** Opening GIVEN TEXT block **
Treatment and Response

All patients included received at least one type of treatment. The treatment plan of each patient was developed by clinicians on the availability of therapeutic measures and medications at the time, patient’s physical condition, financial status, and personal willingness and was timely adjusted during treatment based on the patient’s response and adverse events to prior treatment. Univariate analysis showed that first-line multimodality treatment (n = 39) significantly prolonged OS compared with single-modality treatment (n = 44) (mOS: not reached vs. 11.80 months; p = 0.002) (Fig. 2c).

CT in First-Line Therapy

Seventy-three (88.0%) patients received first-line CT with traceable records and reached a median PFS1 (mPFS1) and an mOS of 15.87 (range, 0.63–170.07) and 42.30 (range, 1.00–292.13) months, respectively. The estimated 1-, 3-, and 5-year PFS1 rates for the 73 CT-treated patients were 54.2%, 47.2%, and 47.2%, and the corresponding OS rates were 70.0%, 51.8%, and 48.4%, respectively. Regimens are listed below in the descending order of frequency of use: IDDGP (ifosfamide, DXM, DDP, GEM, and ASP [n = 12]), P-GemOx (n = 11), DDGP (n = 10), GDP (GEM, DXM, and DDP [n = 9]), CHOPE (cyclophosphamide [CTX], anthracycline [ANT], vincristine [VCR], prednisone [PDN], and VP-16 [n = 7]), CHOPL (CTX, ANT, VCR, PDN, and ASP [n = 3]), CHOP (CTX, ANT, VCR, and PDN [n = 2]), SMILE (n = 2), and others (including regimens used only once) (n = 17).
** Closing GIVEN TEXT block **
** Opening RECORD SET block **
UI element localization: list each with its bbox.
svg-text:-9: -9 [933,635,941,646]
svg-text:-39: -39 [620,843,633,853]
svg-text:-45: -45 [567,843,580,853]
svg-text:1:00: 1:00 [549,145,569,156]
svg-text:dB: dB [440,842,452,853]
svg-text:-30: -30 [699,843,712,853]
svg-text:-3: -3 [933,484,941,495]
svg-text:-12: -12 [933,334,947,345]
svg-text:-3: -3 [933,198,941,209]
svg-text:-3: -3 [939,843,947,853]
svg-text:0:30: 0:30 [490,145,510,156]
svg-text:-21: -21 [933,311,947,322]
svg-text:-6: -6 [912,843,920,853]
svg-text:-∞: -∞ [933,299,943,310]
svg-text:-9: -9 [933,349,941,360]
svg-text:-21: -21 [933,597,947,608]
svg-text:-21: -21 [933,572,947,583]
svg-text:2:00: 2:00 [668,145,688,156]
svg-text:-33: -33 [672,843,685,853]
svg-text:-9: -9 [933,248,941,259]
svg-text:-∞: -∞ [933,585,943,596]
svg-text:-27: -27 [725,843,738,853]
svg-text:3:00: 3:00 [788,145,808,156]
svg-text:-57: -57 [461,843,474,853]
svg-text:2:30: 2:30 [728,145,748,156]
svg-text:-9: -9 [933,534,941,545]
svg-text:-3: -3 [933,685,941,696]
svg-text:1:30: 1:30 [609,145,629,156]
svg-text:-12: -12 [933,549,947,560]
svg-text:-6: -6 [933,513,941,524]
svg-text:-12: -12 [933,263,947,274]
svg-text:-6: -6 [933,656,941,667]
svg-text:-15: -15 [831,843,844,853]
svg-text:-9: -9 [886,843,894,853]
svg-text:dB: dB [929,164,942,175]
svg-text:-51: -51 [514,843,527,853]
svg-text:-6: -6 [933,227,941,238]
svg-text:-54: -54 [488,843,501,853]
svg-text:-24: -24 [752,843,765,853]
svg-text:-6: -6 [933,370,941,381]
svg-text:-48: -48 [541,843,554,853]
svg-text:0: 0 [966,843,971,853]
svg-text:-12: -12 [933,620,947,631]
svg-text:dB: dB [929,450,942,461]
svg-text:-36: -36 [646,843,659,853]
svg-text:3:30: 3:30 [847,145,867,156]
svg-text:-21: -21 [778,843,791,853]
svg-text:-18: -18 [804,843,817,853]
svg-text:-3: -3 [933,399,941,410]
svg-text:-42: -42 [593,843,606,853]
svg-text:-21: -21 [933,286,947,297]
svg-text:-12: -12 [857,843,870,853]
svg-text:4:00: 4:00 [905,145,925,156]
** Closing RECORD SET block **
TASK INSTRUCTIONS
Write out the stretch of the treatment and response text from "CT in First-Line" through "once) (n = 17).", word for word. The lines have no connection to the text on treatment and response.

YOUR RESPONSE
CT in First-Line Therapy

Seventy-three (88.0%) patients received first-line CT with traceable records and reached a median PFS1 (mPFS1) and an mOS of 15.87 (range, 0.63–170.07) and 42.30 (range, 1.00–292.13) months, respectively. The estimated 1-, 3-, and 5-year PFS1 rates for the 73 CT-treated patients were 54.2%, 47.2%, and 47.2%, and the corresponding OS rates were 70.0%, 51.8%, and 48.4%, respectively. Regimens are listed below in the descending order of frequency of use: IDDGP (ifosfamide, DXM, DDP, GEM, and ASP [n = 12]), P-GemOx (n = 11), DDGP (n = 10), GDP (GEM, DXM, and DDP [n = 9]), CHOPE (cyclophosphamide [CTX], anthracycline [ANT], vincristine [VCR], prednisone [PDN], and VP-16 [n = 7]), CHOPL (CTX, ANT, VCR, PDN, and ASP [n = 3]), CHOP (CTX, ANT, VCR, and PDN [n = 2]), SMILE (n = 2), and others (including regimens used only once) (n = 17).